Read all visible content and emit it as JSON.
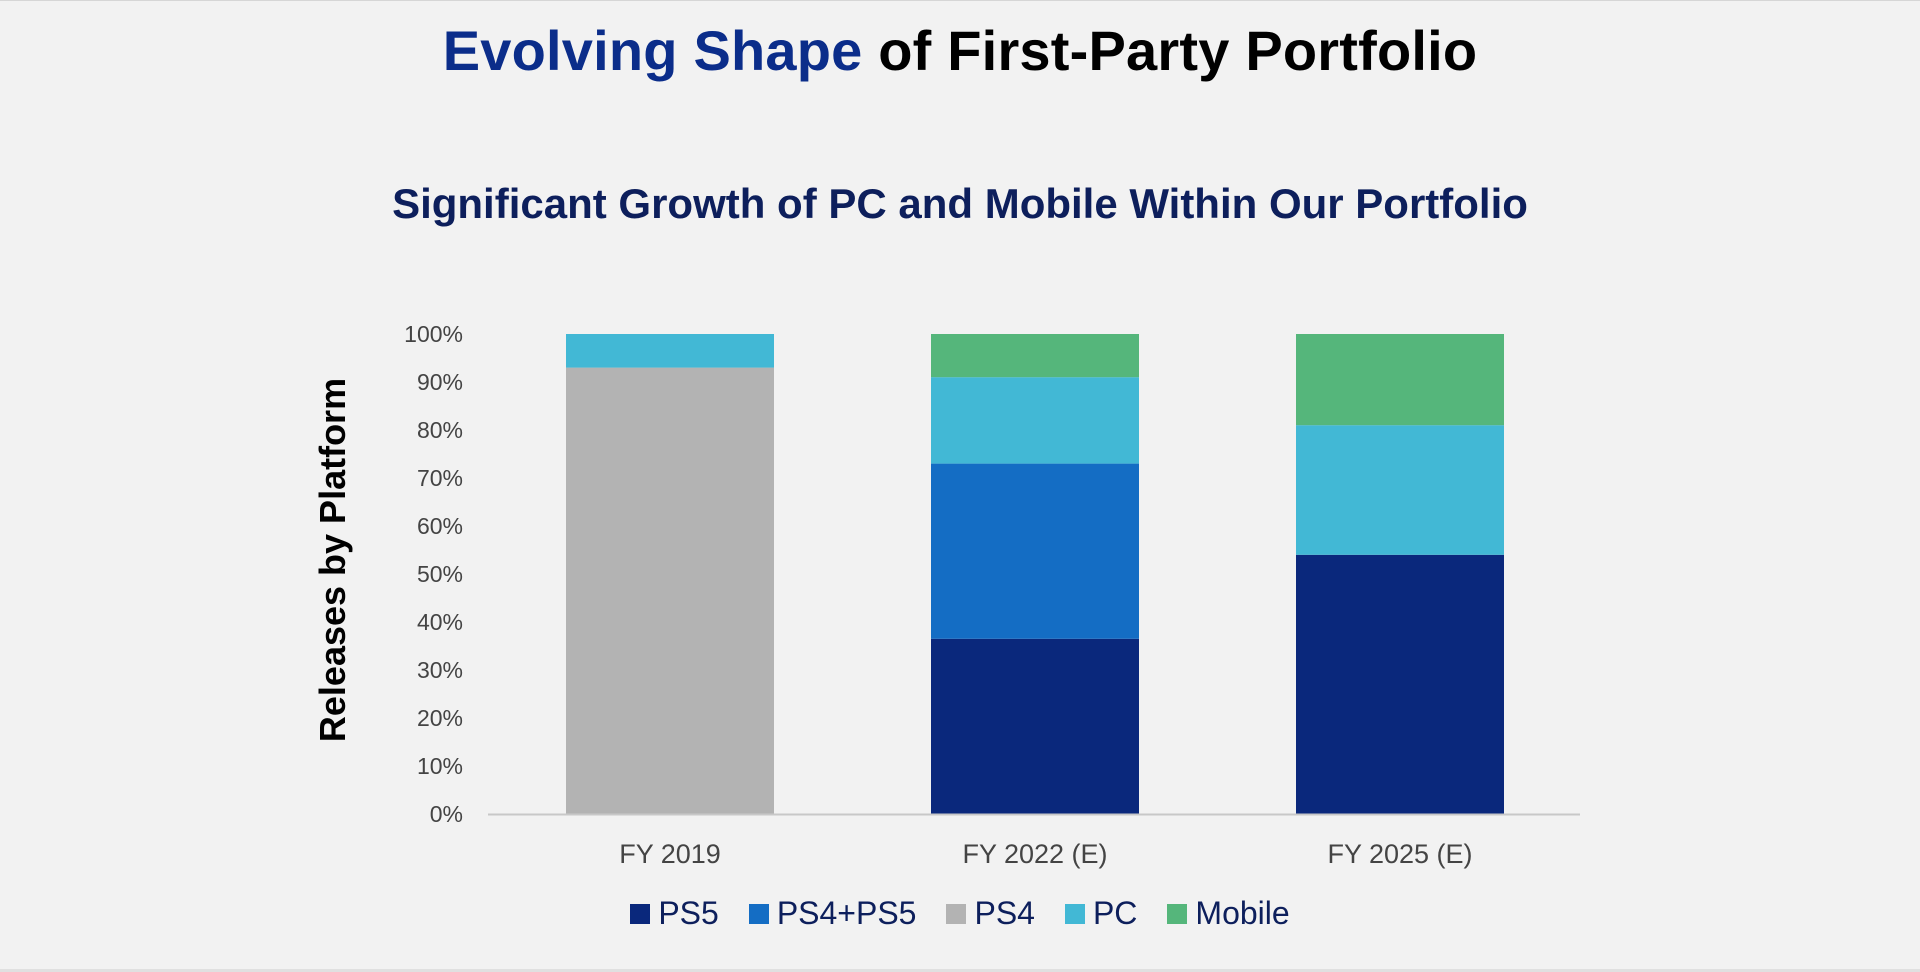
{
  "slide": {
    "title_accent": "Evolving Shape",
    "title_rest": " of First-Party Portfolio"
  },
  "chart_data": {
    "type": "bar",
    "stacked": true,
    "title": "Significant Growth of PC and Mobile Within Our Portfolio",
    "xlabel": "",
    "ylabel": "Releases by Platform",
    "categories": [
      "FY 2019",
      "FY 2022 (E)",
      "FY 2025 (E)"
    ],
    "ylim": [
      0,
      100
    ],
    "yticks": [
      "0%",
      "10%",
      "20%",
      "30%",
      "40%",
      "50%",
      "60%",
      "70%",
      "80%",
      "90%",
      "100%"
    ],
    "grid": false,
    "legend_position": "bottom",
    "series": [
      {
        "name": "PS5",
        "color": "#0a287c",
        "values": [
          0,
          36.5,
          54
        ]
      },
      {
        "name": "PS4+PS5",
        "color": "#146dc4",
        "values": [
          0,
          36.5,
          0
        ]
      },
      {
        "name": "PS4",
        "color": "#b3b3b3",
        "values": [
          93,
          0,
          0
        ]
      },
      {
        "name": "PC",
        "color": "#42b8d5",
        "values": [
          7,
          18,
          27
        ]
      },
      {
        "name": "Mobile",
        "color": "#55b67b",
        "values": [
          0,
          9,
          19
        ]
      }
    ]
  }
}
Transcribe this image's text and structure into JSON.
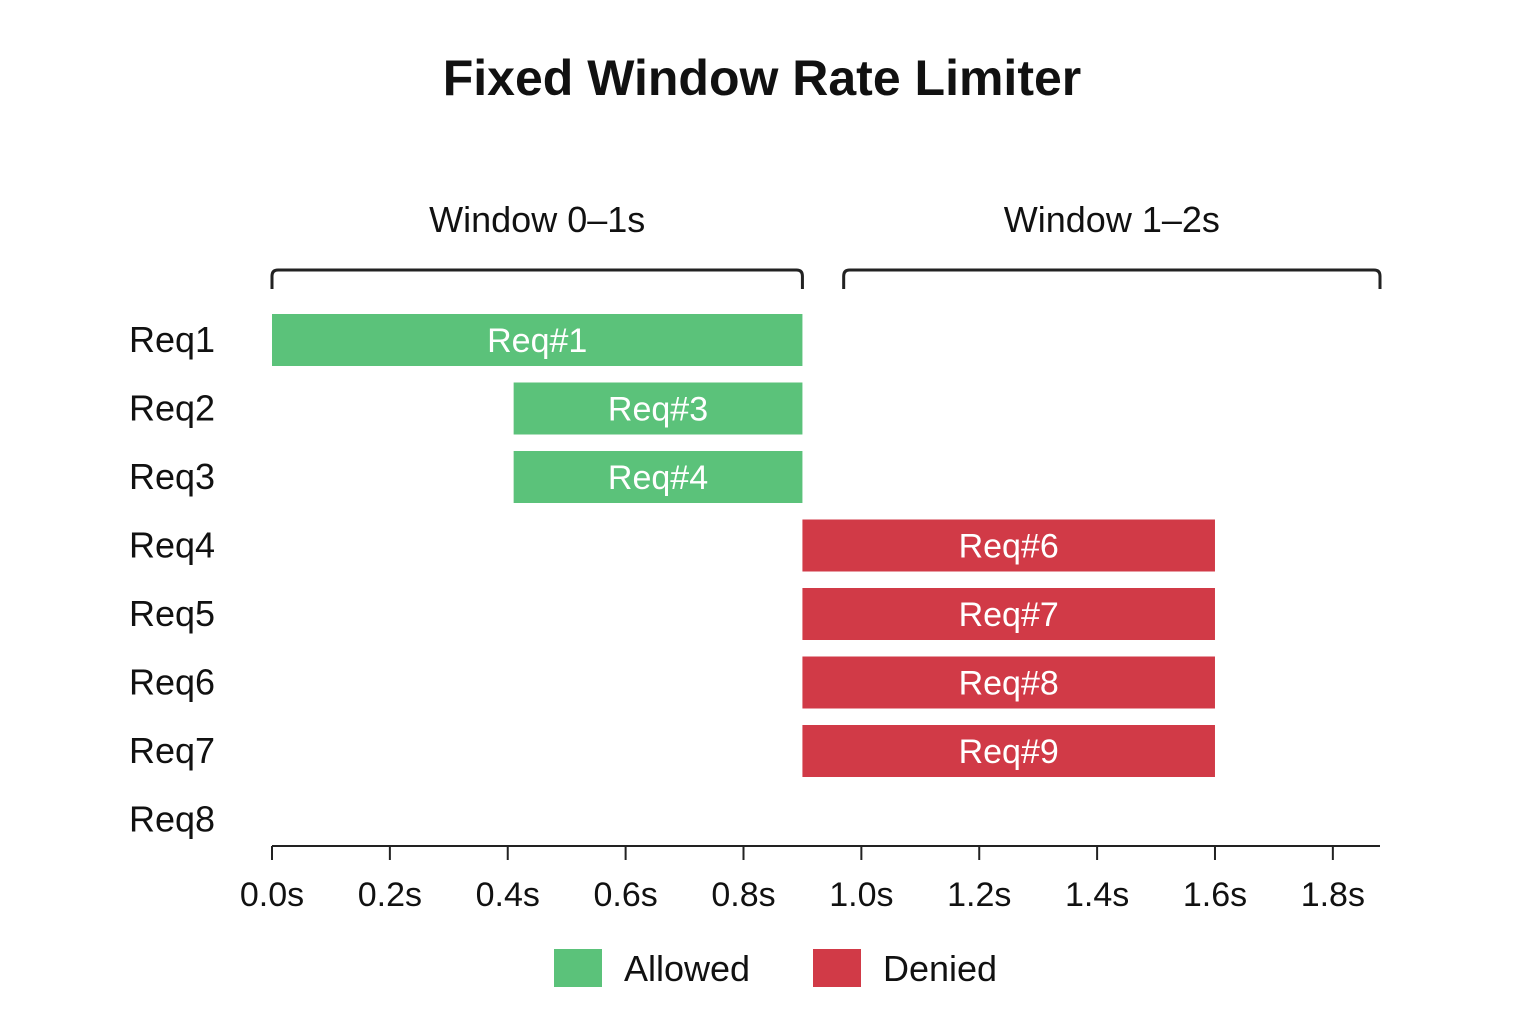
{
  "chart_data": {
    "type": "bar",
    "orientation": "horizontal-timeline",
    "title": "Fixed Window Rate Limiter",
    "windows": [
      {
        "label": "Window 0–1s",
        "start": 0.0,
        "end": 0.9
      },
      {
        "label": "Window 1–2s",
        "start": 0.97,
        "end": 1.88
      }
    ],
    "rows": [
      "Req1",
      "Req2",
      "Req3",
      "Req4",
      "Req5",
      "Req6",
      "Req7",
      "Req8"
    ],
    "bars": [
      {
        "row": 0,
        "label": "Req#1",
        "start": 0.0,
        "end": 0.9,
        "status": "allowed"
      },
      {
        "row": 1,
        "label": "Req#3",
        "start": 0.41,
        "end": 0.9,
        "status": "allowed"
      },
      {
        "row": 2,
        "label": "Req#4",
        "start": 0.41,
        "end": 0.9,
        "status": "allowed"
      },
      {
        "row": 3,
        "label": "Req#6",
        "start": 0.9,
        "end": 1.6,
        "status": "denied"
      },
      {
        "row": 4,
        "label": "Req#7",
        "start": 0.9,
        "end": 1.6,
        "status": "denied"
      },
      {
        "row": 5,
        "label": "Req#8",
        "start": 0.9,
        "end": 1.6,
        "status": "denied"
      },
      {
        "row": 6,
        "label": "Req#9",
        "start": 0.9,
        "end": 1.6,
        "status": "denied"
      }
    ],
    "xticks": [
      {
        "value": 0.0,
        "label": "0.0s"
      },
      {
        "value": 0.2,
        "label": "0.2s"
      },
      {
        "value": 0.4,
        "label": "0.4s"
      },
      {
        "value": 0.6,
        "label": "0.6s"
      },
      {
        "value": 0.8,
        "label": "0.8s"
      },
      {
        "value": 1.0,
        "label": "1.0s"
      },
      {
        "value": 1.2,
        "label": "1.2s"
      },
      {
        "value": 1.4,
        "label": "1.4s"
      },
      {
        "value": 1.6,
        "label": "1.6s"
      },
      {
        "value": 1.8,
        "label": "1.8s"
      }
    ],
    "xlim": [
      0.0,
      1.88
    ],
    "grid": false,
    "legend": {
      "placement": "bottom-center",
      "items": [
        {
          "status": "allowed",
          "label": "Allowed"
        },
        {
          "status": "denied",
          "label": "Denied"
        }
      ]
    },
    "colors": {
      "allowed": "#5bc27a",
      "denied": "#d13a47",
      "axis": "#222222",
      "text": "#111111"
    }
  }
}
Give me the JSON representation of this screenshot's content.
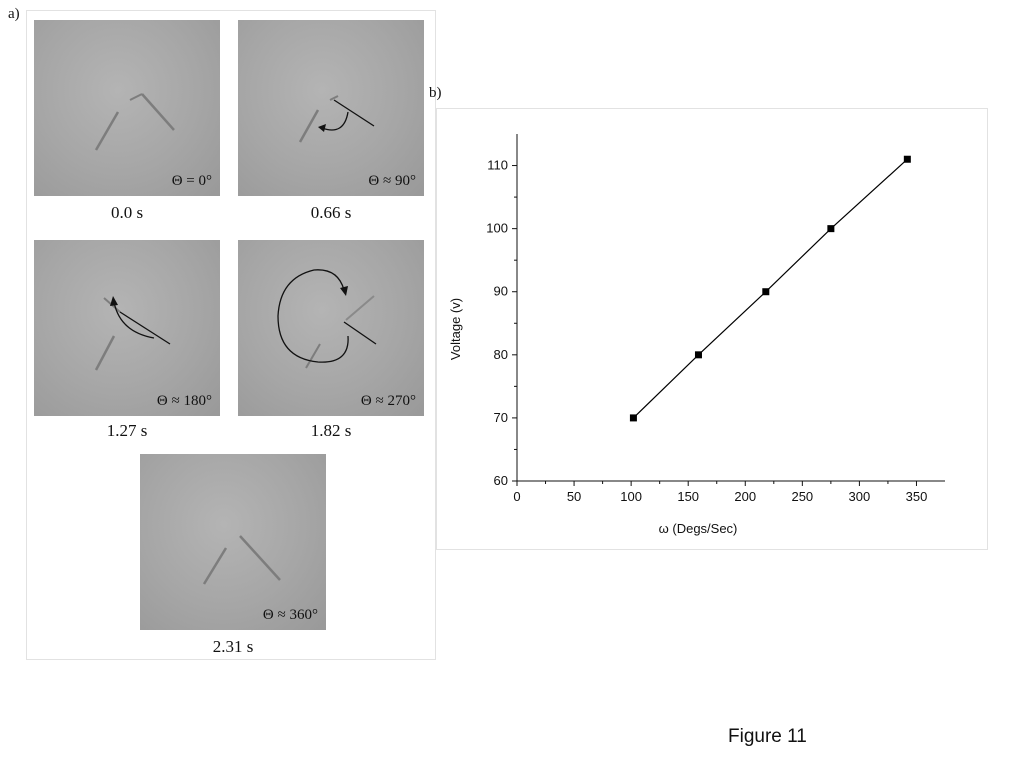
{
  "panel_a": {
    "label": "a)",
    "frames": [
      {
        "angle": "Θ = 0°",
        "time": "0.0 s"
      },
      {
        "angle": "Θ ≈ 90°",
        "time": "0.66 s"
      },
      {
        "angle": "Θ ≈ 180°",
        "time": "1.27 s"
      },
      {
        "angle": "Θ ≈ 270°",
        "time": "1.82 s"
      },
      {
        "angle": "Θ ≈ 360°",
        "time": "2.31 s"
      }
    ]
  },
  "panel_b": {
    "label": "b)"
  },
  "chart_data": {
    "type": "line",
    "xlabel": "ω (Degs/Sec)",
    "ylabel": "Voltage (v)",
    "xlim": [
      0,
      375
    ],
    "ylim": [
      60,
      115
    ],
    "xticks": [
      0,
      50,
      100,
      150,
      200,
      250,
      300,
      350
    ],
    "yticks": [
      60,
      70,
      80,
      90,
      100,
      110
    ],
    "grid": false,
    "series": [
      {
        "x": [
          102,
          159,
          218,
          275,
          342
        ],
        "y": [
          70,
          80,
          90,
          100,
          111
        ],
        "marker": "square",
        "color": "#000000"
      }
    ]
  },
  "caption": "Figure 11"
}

**What needs to be done**
Report the number of lines of the listing above that hold the string "ylabel", with no other text.

**Correct output**
2